■ TEXTO PROPORCIONADO
+ + + + +

Cuando, en enero de 1933, Ramón J. Sender fue enviado a Casas Viejas (Cádiz) para cubrir el alzamiento anarquista y la represión posterior de las fuerzas del orden republicanas, escribió entre sus notas que, en contraposición a las visitas al más noble norte, «es triste el viaje al Sur». Lo era no sólo por los hechos que debía cubrir como reportero, sino por la situación de miseria y hambre crónicas que padecían regiones como Andalucía. En sus artículos, escritos para el diario La libertad, describiría durante esas semanas la comarca y a sus lugareños: “Estos hombres están condenados, como en ninguna otra región de España, a la hurañía, al aislamiento, a una triste soledad con su miseria”. Y ahondaba: “Aquí hay un hambre cetrina y rencorosa, de perro vagabundo”, […] “después de ver a estos hombres da vergüenza comer”. Retrato similar a que Luis Buñuel había hecho un año antes de las extremeñas Las Hurdes en su película Tierra sin pan.

+ + + + +

■ DATOS PROPORCIONADOS
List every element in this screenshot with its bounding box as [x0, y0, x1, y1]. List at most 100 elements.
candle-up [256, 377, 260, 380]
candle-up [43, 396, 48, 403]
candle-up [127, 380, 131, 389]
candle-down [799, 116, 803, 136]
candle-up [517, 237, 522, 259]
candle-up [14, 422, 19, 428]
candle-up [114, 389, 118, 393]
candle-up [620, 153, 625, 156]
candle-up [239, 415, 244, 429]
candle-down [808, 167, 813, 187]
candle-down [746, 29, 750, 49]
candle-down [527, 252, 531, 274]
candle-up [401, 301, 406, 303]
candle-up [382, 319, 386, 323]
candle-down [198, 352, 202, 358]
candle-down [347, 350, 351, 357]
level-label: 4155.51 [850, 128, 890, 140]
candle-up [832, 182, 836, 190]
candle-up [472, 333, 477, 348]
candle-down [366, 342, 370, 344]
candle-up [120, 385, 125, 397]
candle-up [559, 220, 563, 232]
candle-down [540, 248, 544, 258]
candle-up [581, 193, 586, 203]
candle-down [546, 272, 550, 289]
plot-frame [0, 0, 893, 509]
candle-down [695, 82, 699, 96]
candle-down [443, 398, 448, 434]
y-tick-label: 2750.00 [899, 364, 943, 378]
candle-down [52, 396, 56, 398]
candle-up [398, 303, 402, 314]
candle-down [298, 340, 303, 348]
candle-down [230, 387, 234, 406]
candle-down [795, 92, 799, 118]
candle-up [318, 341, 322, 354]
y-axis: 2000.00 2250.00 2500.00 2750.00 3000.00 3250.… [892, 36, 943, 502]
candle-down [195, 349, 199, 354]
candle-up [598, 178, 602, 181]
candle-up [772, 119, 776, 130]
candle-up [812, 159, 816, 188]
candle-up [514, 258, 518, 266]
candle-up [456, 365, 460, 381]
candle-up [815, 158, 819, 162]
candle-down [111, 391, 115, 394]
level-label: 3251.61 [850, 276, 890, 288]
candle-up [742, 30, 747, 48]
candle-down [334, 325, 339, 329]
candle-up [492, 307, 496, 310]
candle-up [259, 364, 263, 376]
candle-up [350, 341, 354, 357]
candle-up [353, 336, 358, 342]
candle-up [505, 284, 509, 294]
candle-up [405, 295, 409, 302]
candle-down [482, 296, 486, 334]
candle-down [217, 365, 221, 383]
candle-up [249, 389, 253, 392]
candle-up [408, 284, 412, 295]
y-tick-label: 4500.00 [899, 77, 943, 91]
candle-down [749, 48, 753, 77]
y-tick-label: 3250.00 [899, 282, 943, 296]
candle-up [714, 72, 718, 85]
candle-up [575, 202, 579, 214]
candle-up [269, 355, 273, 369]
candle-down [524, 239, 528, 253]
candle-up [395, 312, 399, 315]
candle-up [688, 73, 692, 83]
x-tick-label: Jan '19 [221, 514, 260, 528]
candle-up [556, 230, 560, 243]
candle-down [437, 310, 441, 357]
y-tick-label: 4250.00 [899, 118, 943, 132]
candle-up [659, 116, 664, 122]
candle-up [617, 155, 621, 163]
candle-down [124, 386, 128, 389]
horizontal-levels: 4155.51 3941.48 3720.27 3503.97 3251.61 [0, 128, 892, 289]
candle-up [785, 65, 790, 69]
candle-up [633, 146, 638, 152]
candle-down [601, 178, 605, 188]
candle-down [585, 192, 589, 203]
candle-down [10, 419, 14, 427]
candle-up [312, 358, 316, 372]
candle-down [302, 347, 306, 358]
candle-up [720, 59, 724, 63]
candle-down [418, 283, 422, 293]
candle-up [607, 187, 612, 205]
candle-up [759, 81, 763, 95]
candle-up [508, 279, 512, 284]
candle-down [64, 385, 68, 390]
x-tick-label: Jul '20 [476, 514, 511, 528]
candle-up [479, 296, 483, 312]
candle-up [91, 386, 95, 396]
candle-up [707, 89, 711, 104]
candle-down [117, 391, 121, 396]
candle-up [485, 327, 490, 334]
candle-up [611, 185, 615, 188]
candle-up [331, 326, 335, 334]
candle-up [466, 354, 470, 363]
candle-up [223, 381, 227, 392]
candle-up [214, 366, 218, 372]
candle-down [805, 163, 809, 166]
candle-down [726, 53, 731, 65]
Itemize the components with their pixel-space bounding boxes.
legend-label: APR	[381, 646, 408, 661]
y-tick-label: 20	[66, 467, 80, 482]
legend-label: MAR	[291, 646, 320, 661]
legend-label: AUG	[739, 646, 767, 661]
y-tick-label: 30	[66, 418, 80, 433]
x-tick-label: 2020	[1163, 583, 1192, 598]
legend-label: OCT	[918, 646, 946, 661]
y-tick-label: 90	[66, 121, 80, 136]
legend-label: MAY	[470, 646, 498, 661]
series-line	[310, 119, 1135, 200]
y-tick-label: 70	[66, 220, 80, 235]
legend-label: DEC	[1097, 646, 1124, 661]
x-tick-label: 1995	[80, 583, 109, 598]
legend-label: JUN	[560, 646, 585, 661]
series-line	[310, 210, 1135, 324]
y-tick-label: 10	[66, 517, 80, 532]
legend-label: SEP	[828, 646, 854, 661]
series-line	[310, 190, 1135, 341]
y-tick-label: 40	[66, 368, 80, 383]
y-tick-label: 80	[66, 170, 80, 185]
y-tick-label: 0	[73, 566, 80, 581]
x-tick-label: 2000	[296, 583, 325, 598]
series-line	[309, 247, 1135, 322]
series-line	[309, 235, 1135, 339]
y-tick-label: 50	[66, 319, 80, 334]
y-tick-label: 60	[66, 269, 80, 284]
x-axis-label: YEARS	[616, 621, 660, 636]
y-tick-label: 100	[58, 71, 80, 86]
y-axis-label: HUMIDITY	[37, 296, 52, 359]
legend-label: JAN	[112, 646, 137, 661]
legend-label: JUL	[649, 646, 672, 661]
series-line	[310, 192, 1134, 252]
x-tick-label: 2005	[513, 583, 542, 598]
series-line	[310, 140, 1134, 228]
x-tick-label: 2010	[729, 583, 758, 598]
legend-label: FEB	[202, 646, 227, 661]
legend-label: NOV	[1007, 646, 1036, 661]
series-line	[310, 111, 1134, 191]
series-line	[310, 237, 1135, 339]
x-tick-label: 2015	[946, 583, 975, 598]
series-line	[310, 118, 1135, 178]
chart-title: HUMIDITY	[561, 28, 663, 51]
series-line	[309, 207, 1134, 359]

+ + + + +

■ OBJETIVO DEL EJERCICIO
Prolonga el texto sobre el viaje de Sender a Casas Viejas a partir de su última oración. Los datos provienen de otra fuente.

■ RESPUESTA
Las crónicas de Sender fueron compiladas posteriormente en un libro que se titularía Viaje a la aldea del crimen, y tuve el placer de escribir el prólogo de la recuperación que la editorial Libros del Asteroide hizo de esta crónica magnífica de un momento esencial para la historia política española. Un libro que me viene al recuerdo con demasiada frecuencia, por ser Andalucía, el sur, en general, lugar de prejuicios y lugares comunes que regresan cada cierto tiempo. Y este verano han abundado. Uno es el que dice que somos relativamente prósperos por la inercia del sol y la playa, a pesar de nosotros mismos y, por supuesto, de la gestión de nuestros representantes. Pero el sol y la playa son elementos que compartimos con otros países cercanos como Túnez o Argelia, o con regiones europeas, como Sicilia o Córcega, y cualquiera con un mínimo de honestidad intelectual reconoce que no somos ni los unos ni las otras.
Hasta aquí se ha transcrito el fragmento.